**Stored rows**.
-- START --

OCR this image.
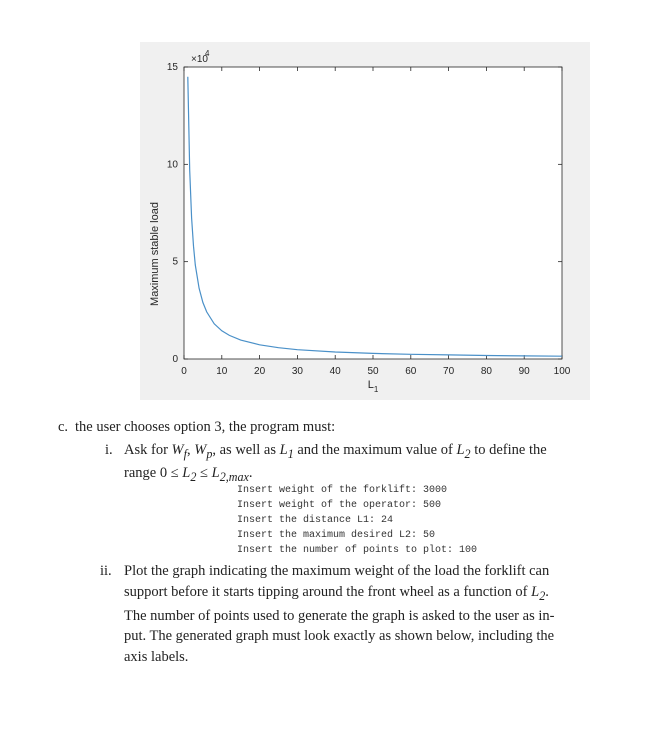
0	10	20	30	40	50	60	70	80	90 100
0
5
10
15
×10
4
Maximum stable load
$L_1$
c. the user chooses option 3, the program must:
i. Ask for $W_f$, $W_p$, as well as $L_1$ and the maximum value of $L_2$ to define the
range $0 \le L_2 \le L_{2,max}$.
Insert weight of the forklift: 3000
Insert weight of the operator: 500
Insert the distance L1: 24
Insert the maximum desired L2: 50
Insert the number of points to plot: 100
ii. Plot the graph indicating the maximum weight of the load the forklift can
support before it starts tipping around the front wheel as a function of $L_2$.
The number of points used to generate the graph is asked to the user as in-
put. The generated graph must look exactly as shown below, including the
axis labels.
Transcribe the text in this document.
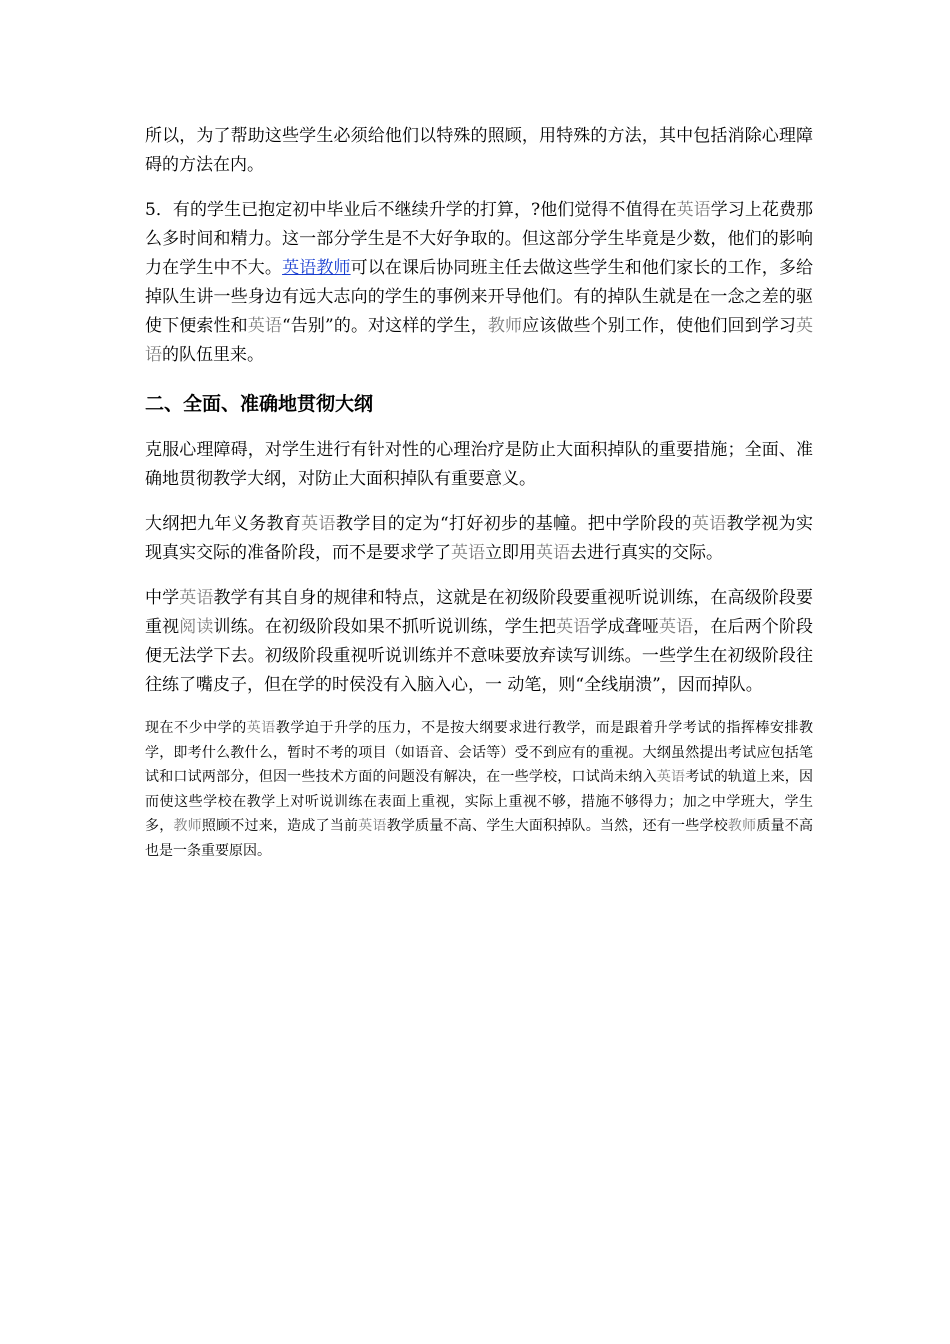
所以，为了帮助这些学生必须给他们以特殊的照顾，用特殊的方法，其中包括消除心理障碍的方法在内。

5．有的学生已抱定初中毕业后不继续升学的打算，?他们觉得不值得在英语学习上花费那么多时间和精力。这一部分学生是不大好争取的。但这部分学生毕竟是少数，他们的影响力在学生中不大。英语教师可以在课后协同班主任去做这些学生和他们家长的工作，多给掉队生讲一些身边有远大志向的学生的事例来开导他们。有的掉队生就是在一念之差的驱使下便索性和英语“告别”的。对这样的学生，教师应该做些个别工作，使他们回到学习英语的队伍里来。

二、全面、准确地贯彻大纲

克服心理障碍，对学生进行有针对性的心理治疗是防止大面积掉队的重要措施；全面、准确地贯彻教学大纲，对防止大面积掉队有重要意义。

大纲把九年义务教育英语教学目的定为“打好初步的基幢。把中学阶段的英语教学视为实现真实交际的准备阶段，而不是要求学了英语立即用英语去进行真实的交际。

中学英语教学有其自身的规律和特点，这就是在初级阶段要重视听说训练，在高级阶段要重视阅读训练。在初级阶段如果不抓听说训练，学生把英语学成聋哑英语，在后两个阶段便无法学下去。初级阶段重视听说训练并不意味要放弃读写训练。一些学生在初级阶段往往练了嘴皮子，但在学的时侯没有入脑入心，一 动笔，则“全线崩溃”，因而掉队。

现在不少中学的英语教学迫于升学的压力，不是按大纲要求进行教学，而是跟着升学考试的指挥棒安排教学，即考什么教什么，暂时不考的项目（如语音、会话等）受不到应有的重视。大纲虽然提出考试应包括笔试和口试两部分，但因一些技术方面的问题没有解决，在一些学校，口试尚未纳入英语考试的轨道上来，因而使这些学校在教学上对听说训练在表面上重视，实际上重视不够，措施不够得力；加之中学班大，学生多，教师照顾不过来，造成了当前英语教学质量不高、学生大面积掉队。当然，还有一些学校教师质量不高也是一条重要原因。
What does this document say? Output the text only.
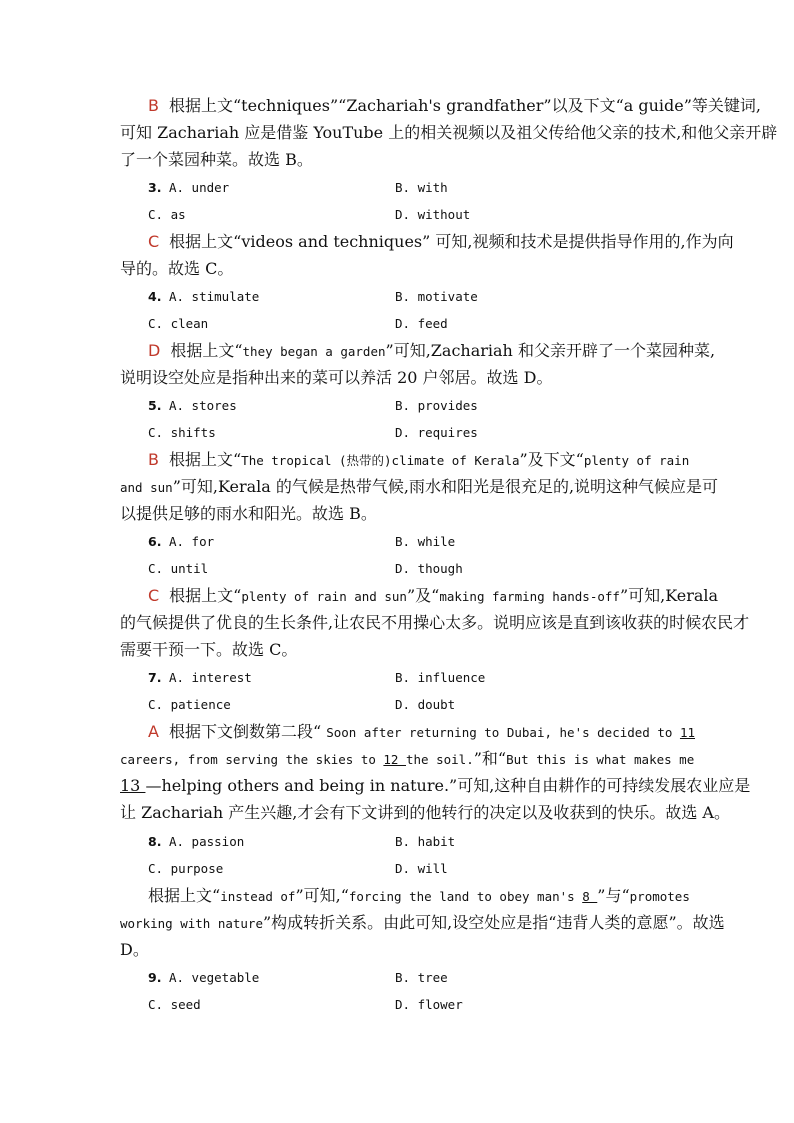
B 根据上文“techniques”“Zachariah's grandfather”以及下文“a guide”等关键词,
可知 Zachariah 应是借鉴 YouTube 上的相关视频以及祖父传给他父亲的技术,和他父亲开辟
了一个菜园种菜。故选 B。
3. A. under	B. with
C. as	D. without
C 根据上文“videos and techniques” 可知,视频和技术是提供指导作用的,作为向
导的。故选 C。
4. A. stimulate	B. motivate
C. clean	D. feed
D 根据上文“they began a garden”可知,Zachariah 和父亲开辟了一个菜园种菜,
说明设空处应是指种出来的菜可以养活 20 户邻居。故选 D。
5. A. stores	B. provides
C. shifts	D. requires
B 根据上文“The tropical (热带的)climate of Kerala”及下文“plenty of rain
and sun”可知,Kerala 的气候是热带气候,雨水和阳光是很充足的,说明这种气候应是可
以提供足够的雨水和阳光。故选 B。
6. A. for	B. while
C. until	D. though
C 根据上文“plenty of rain and sun”及“making farming hands-off”可知,Kerala
的气候提供了优良的生长条件,让农民不用操心太多。说明应该是直到该收获的时候农民才
需要干预一下。故选 C。
7. A. interest	B. influence
C. patience	D. doubt
A 根据下文倒数第二段“ Soon after returning to Dubai, he's decided to 11
careers, from serving the skies to 12 the soil.”和“But this is what makes me
13 —helping others and being in nature.”可知,这种自由耕作的可持续发展农业应是
让 Zachariah 产生兴趣,才会有下文讲到的他转行的决定以及收获到的快乐。故选 A。
8. A. passion	B. habit
C. purpose	D. will
根据上文“instead of”可知,“forcing the land to obey man's 8 ”与“promotes
working with nature”构成转折关系。由此可知,设空处应是指“违背人类的意愿”。故选
D。
9. A. vegetable	B. tree
C. seed	D. flower
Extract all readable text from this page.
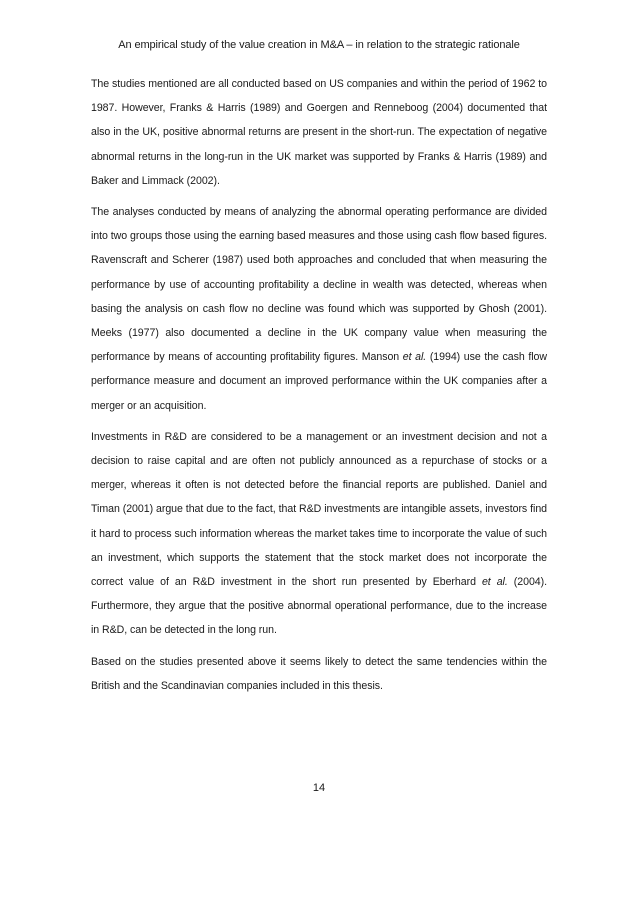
An empirical study of the value creation in M&A – in relation to the strategic rationale

The studies mentioned are all conducted based on US companies and within the period of 1962 to 1987. However, Franks & Harris (1989) and Goergen and Renneboog (2004) documented that also in the UK, positive abnormal returns are present in the short-run. The expectation of negative abnormal returns in the long-run in the UK market was supported by Franks & Harris (1989) and Baker and Limmack (2002).

The analyses conducted by means of analyzing the abnormal operating performance are divided into two groups those using the earning based measures and those using cash flow based figures. Ravenscraft and Scherer (1987) used both approaches and concluded that when measuring the performance by use of accounting profitability a decline in wealth was detected, whereas when basing the analysis on cash flow no decline was found which was supported by Ghosh (2001). Meeks (1977) also documented a decline in the UK company value when measuring the performance by means of accounting profitability figures. Manson et al. (1994) use the cash flow performance measure and document an improved performance within the UK companies after a merger or an acquisition.

Investments in R&D are considered to be a management or an investment decision and not a decision to raise capital and are often not publicly announced as a repurchase of stocks or a merger, whereas it often is not detected before the financial reports are published. Daniel and Timan (2001) argue that due to the fact, that R&D investments are intangible assets, investors find it hard to process such information whereas the market takes time to incorporate the value of such an investment, which supports the statement that the stock market does not incorporate the correct value of an R&D investment in the short run presented by Eberhard et al. (2004). Furthermore, they argue that the positive abnormal operational performance, due to the increase in R&D, can be detected in the long run.

Based on the studies presented above it seems likely to detect the same tendencies within the British and the Scandinavian companies included in this thesis.

14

-- END --

**Given exercise**. Reproduce each line exactly, please, except for any pictures.

**Full answer**.
OCR this image.
0	10	20	30	40	50	60	70	80	90 100
0
5
10
15
×10
4
Maximum stable load
$L_1$
c. the user chooses option 3, the program must:
i. Ask for $W_f$, $W_p$, as well as $L_1$ and the maximum value of $L_2$ to define the
range $0 \le L_2 \le L_{2,max}$.
Insert weight of the forklift: 3000
Insert weight of the operator: 500
Insert the distance L1: 24
Insert the maximum desired L2: 50
Insert the number of points to plot: 100
ii. Plot the graph indicating the maximum weight of the load the forklift can
support before it starts tipping around the front wheel as a function of $L_2$.
The number of points used to generate the graph is asked to the user as in-
put. The generated graph must look exactly as shown below, including the
axis labels.
Transcribe the text in this document.
所以，为了帮助这些学生必须给他们以特殊的照顾，用特殊的方法，其中包括消除心理障碍的方法在内。

5．有的学生已抱定初中毕业后不继续升学的打算，?他们觉得不值得在英语学习上花费那么多时间和精力。这一部分学生是不大好争取的。但这部分学生毕竟是少数，他们的影响力在学生中不大。英语教师可以在课后协同班主任去做这些学生和他们家长的工作，多给掉队生讲一些身边有远大志向的学生的事例来开导他们。有的掉队生就是在一念之差的驱使下便索性和英语“告别”的。对这样的学生，教师应该做些个别工作，使他们回到学习英语的队伍里来。

二、全面、准确地贯彻大纲

克服心理障碍，对学生进行有针对性的心理治疗是防止大面积掉队的重要措施；全面、准确地贯彻教学大纲，对防止大面积掉队有重要意义。

大纲把九年义务教育英语教学目的定为“打好初步的基幢。把中学阶段的英语教学视为实现真实交际的准备阶段，而不是要求学了英语立即用英语去进行真实的交际。

中学英语教学有其自身的规律和特点，这就是在初级阶段要重视听说训练，在高级阶段要重视阅读训练。在初级阶段如果不抓听说训练，学生把英语学成聋哑英语，在后两个阶段便无法学下去。初级阶段重视听说训练并不意味要放弃读写训练。一些学生在初级阶段往往练了嘴皮子，但在学的时侯没有入脑入心，一 动笔，则“全线崩溃”，因而掉队。

现在不少中学的英语教学迫于升学的压力，不是按大纲要求进行教学，而是跟着升学考试的指挥棒安排教学，即考什么教什么，暂时不考的项目（如语音、会话等）受不到应有的重视。大纲虽然提出考试应包括笔试和口试两部分，但因一些技术方面的问题没有解决，在一些学校，口试尚未纳入英语考试的轨道上来，因而使这些学校在教学上对听说训练在表面上重视，实际上重视不够，措施不够得力；加之中学班大，学生多，教师照顾不过来，造成了当前英语教学质量不高、学生大面积掉队。当然，还有一些学校教师质量不高也是一条重要原因。
What does this document say? Output the text only.
B 根据上文“techniques”“Zachariah's grandfather”以及下文“a guide”等关键词,
可知 Zachariah 应是借鉴 YouTube 上的相关视频以及祖父传给他父亲的技术,和他父亲开辟
了一个菜园种菜。故选 B。
3. A. under	B. with
C. as	D. without
C 根据上文“videos and techniques” 可知,视频和技术是提供指导作用的,作为向
导的。故选 C。
4. A. stimulate	B. motivate
C. clean	D. feed
D 根据上文“they began a garden”可知,Zachariah 和父亲开辟了一个菜园种菜,
说明设空处应是指种出来的菜可以养活 20 户邻居。故选 D。
5. A. stores	B. provides
C. shifts	D. requires
B 根据上文“The tropical (热带的)climate of Kerala”及下文“plenty of rain
and sun”可知,Kerala 的气候是热带气候,雨水和阳光是很充足的,说明这种气候应是可
以提供足够的雨水和阳光。故选 B。
6. A. for	B. while
C. until	D. though
C 根据上文“plenty of rain and sun”及“making farming hands-off”可知,Kerala
的气候提供了优良的生长条件,让农民不用操心太多。说明应该是直到该收获的时候农民才
需要干预一下。故选 C。
7. A. interest	B. influence
C. patience	D. doubt
A 根据下文倒数第二段“ Soon after returning to Dubai, he's decided to 11
careers, from serving the skies to 12 the soil.”和“But this is what makes me
13 —helping others and being in nature.”可知,这种自由耕作的可持续发展农业应是
让 Zachariah 产生兴趣,才会有下文讲到的他转行的决定以及收获到的快乐。故选 A。
8. A. passion	B. habit
C. purpose	D. will
根据上文“instead of”可知,“forcing the land to obey man's 8 ”与“promotes
working with nature”构成转折关系。由此可知,设空处应是指“违背人类的意愿”。故选
D。
9. A. vegetable	B. tree
C. seed	D. flower
Extract all readable text from this page.
An empirical study of the value creation in M&A – in relation to the strategic rationale

The studies mentioned are all conducted based on US companies and within the period of 1962 to 1987. However, Franks & Harris (1989) and Goergen and Renneboog (2004) documented that also in the UK, positive abnormal returns are present in the short-run. The expectation of negative abnormal returns in the long-run in the UK market was supported by Franks & Harris (1989) and Baker and Limmack (2002).

The analyses conducted by means of analyzing the abnormal operating performance are divided into two groups those using the earning based measures and those using cash flow based figures. Ravenscraft and Scherer (1987) used both approaches and concluded that when measuring the performance by use of accounting profitability a decline in wealth was detected, whereas when basing the analysis on cash flow no decline was found which was supported by Ghosh (2001). Meeks (1977) also documented a decline in the UK company value when measuring the performance by means of accounting profitability figures. Manson et al. (1994) use the cash flow performance measure and document an improved performance within the UK companies after a merger or an acquisition.

Investments in R&D are considered to be a management or an investment decision and not a decision to raise capital and are often not publicly announced as a repurchase of stocks or a merger, whereas it often is not detected before the financial reports are published. Daniel and Timan (2001) argue that due to the fact, that R&D investments are intangible assets, investors find it hard to process such information whereas the market takes time to incorporate the value of such an investment, which supports the statement that the stock market does not incorporate the correct value of an R&D investment in the short run presented by Eberhard et al. (2004). Furthermore, they argue that the positive abnormal operational performance, due to the increase in R&D, can be detected in the long run.

Based on the studies presented above it seems likely to detect the same tendencies within the British and the Scandinavian companies included in this thesis.

14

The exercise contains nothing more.